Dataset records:
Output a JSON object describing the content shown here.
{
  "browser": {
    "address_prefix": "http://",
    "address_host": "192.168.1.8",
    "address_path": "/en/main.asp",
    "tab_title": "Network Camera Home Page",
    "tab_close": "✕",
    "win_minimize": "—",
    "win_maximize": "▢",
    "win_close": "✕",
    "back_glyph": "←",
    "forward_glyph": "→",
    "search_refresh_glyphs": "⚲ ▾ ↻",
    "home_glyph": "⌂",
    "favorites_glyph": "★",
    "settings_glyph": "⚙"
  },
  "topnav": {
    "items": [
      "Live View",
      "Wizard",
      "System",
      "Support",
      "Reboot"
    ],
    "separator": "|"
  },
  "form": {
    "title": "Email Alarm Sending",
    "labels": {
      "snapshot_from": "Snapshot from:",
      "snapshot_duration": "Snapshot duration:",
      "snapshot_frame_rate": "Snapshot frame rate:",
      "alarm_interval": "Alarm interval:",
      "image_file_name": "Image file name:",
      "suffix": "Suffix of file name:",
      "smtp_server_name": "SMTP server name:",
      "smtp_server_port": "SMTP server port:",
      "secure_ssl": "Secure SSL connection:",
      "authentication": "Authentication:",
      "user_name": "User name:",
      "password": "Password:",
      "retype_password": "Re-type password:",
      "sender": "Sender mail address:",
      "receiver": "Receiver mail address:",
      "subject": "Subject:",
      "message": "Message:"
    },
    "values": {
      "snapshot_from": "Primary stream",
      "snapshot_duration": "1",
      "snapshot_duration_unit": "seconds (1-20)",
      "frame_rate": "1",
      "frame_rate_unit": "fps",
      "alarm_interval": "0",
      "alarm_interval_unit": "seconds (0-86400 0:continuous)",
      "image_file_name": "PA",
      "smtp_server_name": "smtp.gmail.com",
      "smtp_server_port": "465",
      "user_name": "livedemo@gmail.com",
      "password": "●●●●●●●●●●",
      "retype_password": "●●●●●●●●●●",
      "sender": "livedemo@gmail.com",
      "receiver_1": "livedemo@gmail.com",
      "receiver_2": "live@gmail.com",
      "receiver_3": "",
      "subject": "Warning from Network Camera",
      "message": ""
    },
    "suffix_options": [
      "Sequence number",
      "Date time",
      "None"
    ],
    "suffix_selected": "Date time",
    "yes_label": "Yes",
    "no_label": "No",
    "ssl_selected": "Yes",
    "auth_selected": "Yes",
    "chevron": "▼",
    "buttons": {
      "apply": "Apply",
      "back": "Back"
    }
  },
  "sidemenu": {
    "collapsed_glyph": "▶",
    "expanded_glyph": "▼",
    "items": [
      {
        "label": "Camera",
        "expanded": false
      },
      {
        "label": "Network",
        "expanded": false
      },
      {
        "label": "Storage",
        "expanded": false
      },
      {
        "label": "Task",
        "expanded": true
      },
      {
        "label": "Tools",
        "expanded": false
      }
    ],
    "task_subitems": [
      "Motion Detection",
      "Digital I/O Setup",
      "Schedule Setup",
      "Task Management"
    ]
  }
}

_REQUIRED WORK_
Scan the lines for the string "seconds". Copy out each line that matches.

_FINISHED ANSWER_
      "snapshot_duration_unit": "seconds (1-20)",
      "alarm_interval_unit": "seconds (0-86400 0:continuous)",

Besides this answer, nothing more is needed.